**Materials provided**
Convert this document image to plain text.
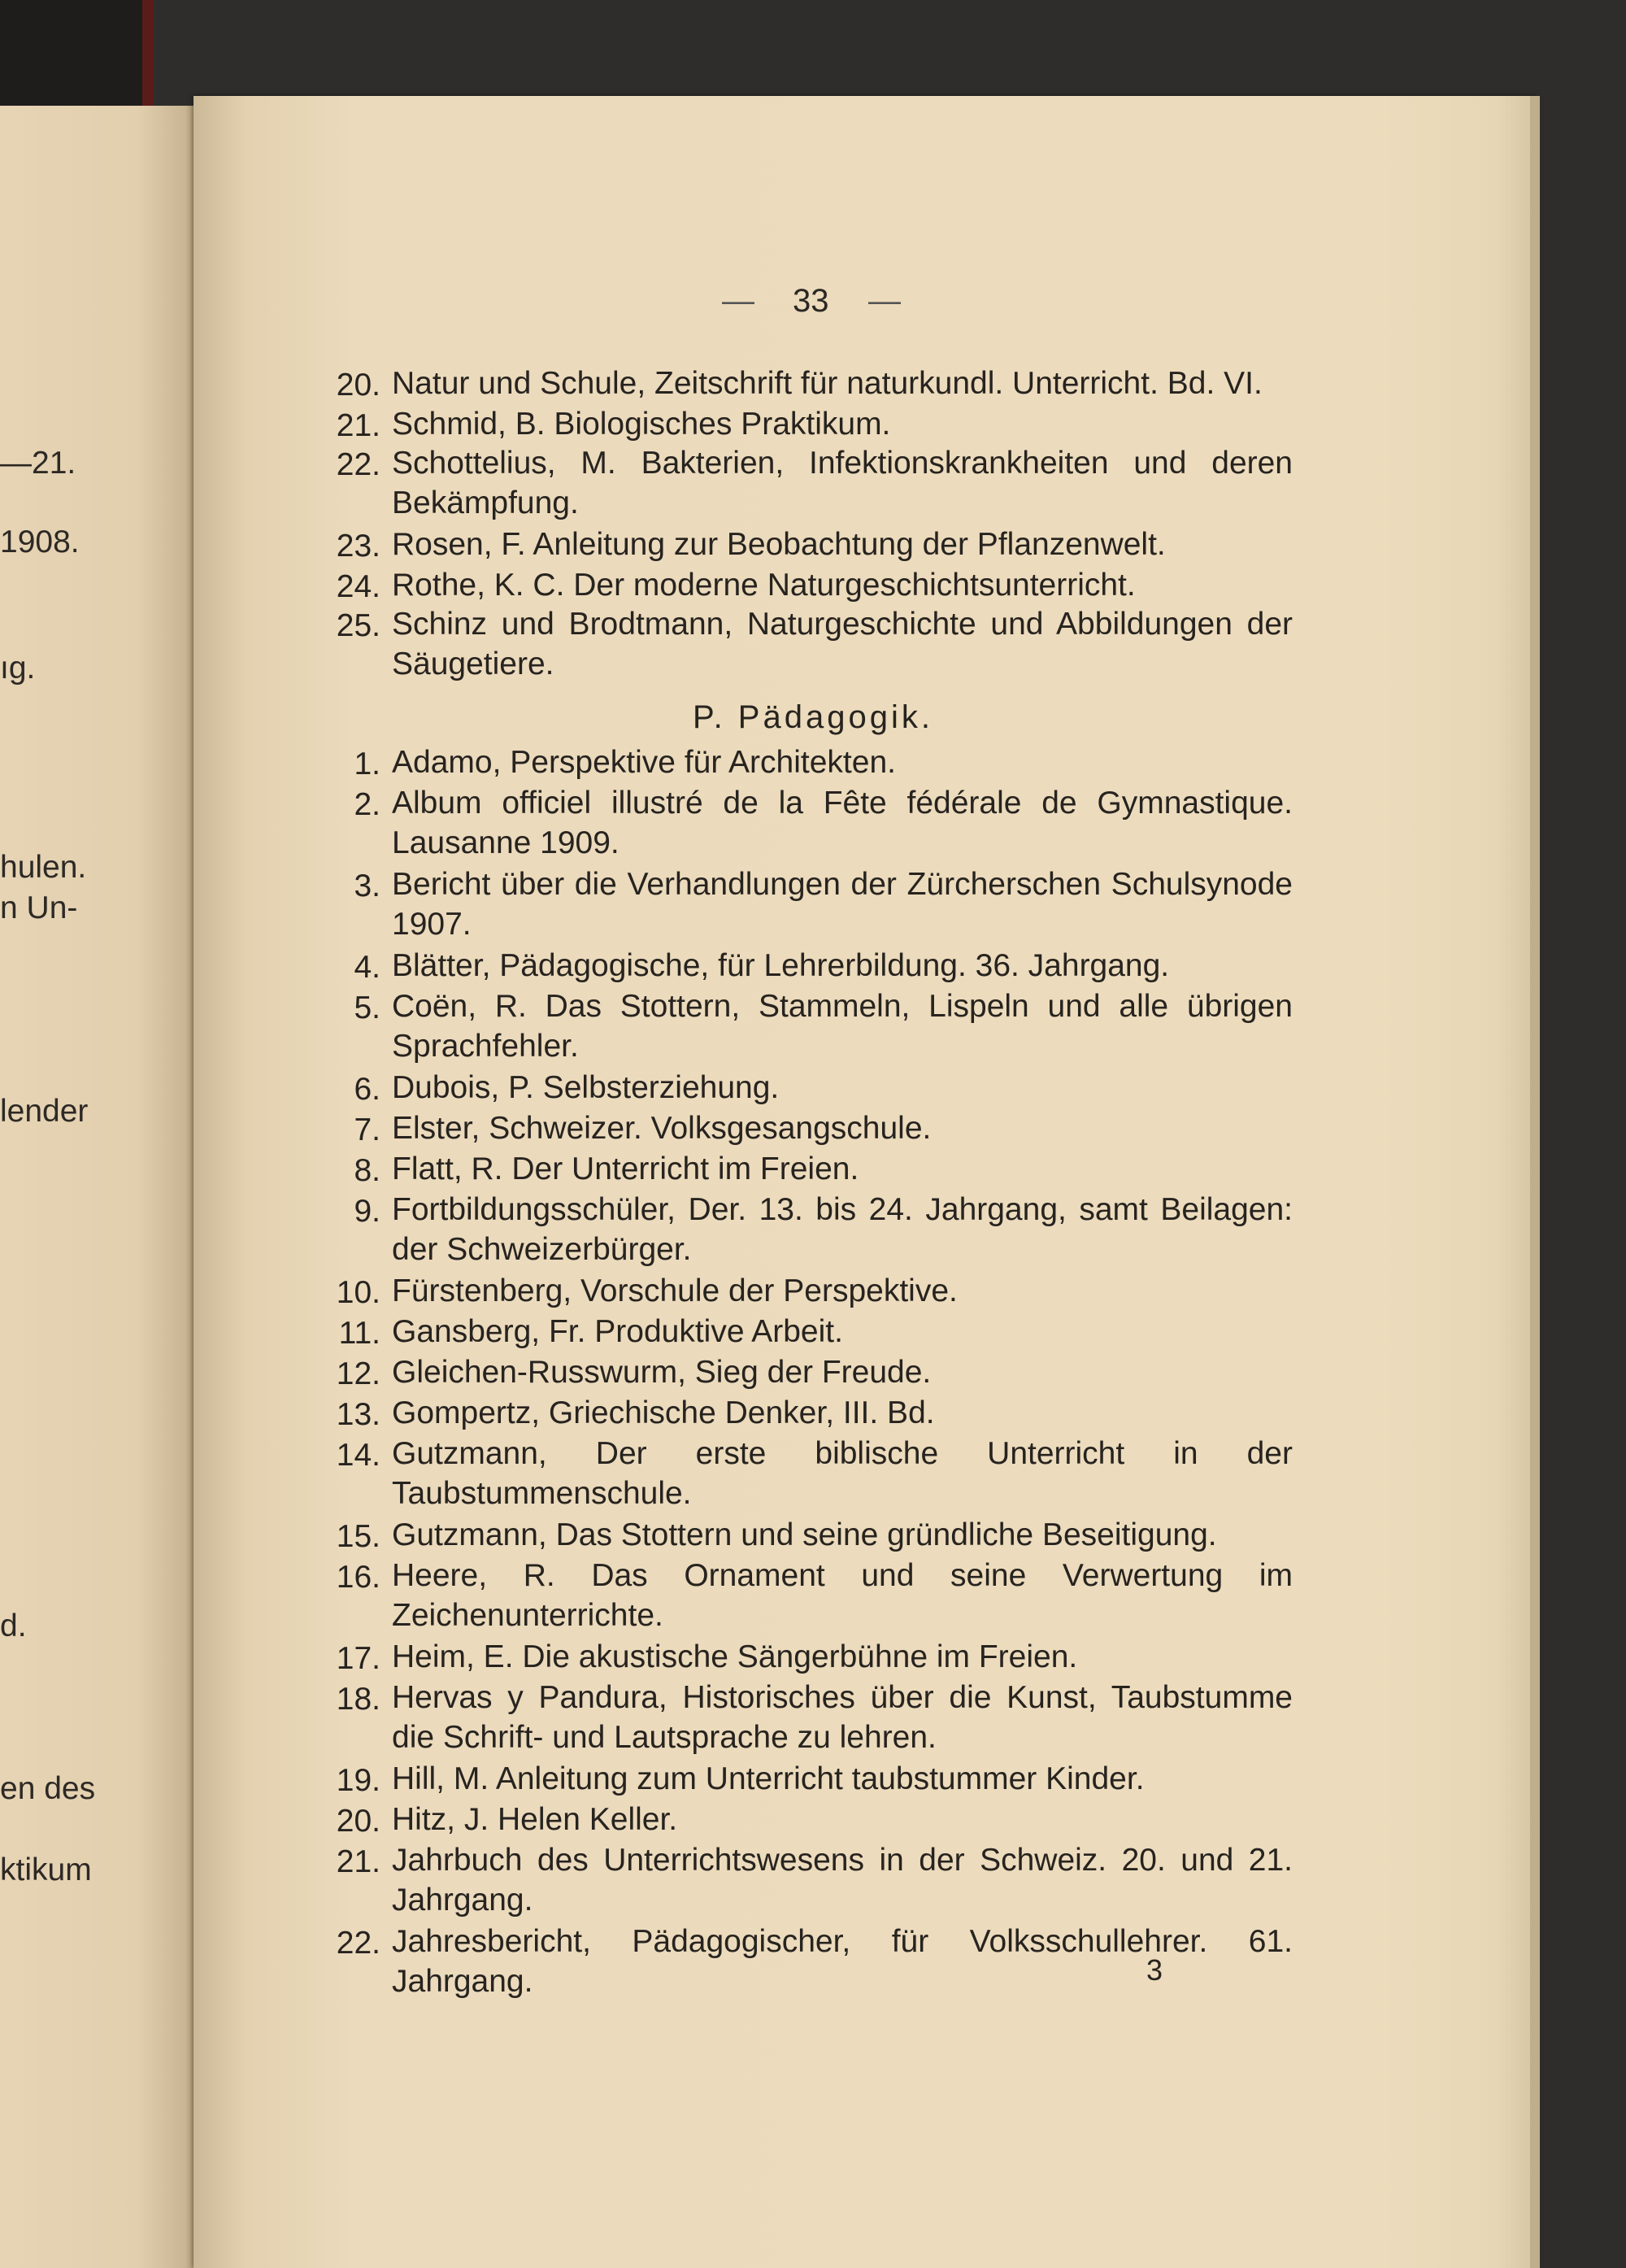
—21.
1908.
ıg.
hulen.
n Un-
lender
d.
en des
ktikum
— 33 —
20. Natur und Schule, Zeitschrift für naturkundl. Unterricht. Bd. VI.
21. Schmid, B. Biologisches Praktikum.
22. Schottelius, M. Bakterien, Infektionskrankheiten und deren Bekämpfung.
23. Rosen, F. Anleitung zur Beobachtung der Pflanzenwelt.
24. Rothe, K. C. Der moderne Naturgeschichtsunterricht.
25. Schinz und Brodtmann, Naturgeschichte und Abbildungen der Säugetiere.
P. Pädagogik.
1. Adamo, Perspektive für Architekten.
2. Album officiel illustré de la Fête fédérale de Gymnastique. Lausanne 1909.
3. Bericht über die Verhandlungen der Zürcherschen Schulsynode 1907.
4. Blätter, Pädagogische, für Lehrerbildung. 36. Jahrgang.
5. Coën, R. Das Stottern, Stammeln, Lispeln und alle übrigen Sprachfehler.
6. Dubois, P. Selbsterziehung.
7. Elster, Schweizer. Volksgesangschule.
8. Flatt, R. Der Unterricht im Freien.
9. Fortbildungsschüler, Der. 13. bis 24. Jahrgang, samt Beilagen: der Schweizerbürger.
10. Fürstenberg, Vorschule der Perspektive.
11. Gansberg, Fr. Produktive Arbeit.
12. Gleichen-Russwurm, Sieg der Freude.
13. Gompertz, Griechische Denker, III. Bd.
14. Gutzmann, Der erste biblische Unterricht in der Taubstummenschule.
15. Gutzmann, Das Stottern und seine gründliche Beseitigung.
16. Heere, R. Das Ornament und seine Verwertung im Zeichenunterrichte.
17. Heim, E. Die akustische Sängerbühne im Freien.
18. Hervas y Pandura, Historisches über die Kunst, Taubstumme die Schrift- und Lautsprache zu lehren.
19. Hill, M. Anleitung zum Unterricht taubstummer Kinder.
20. Hitz, J. Helen Keller.
21. Jahrbuch des Unterrichtswesens in der Schweiz. 20. und 21. Jahrgang.
22. Jahresbericht, Pädagogischer, für Volksschullehrer. 61. Jahrgang.	3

**Problem description**
Filter the data, keeping only the lines that contain "seine".

**The result**
15. Gutzmann, Das Stottern und seine gründliche Beseitigung.
16. Heere, R. Das Ornament und seine Verwertung im Zeichenunterrichte.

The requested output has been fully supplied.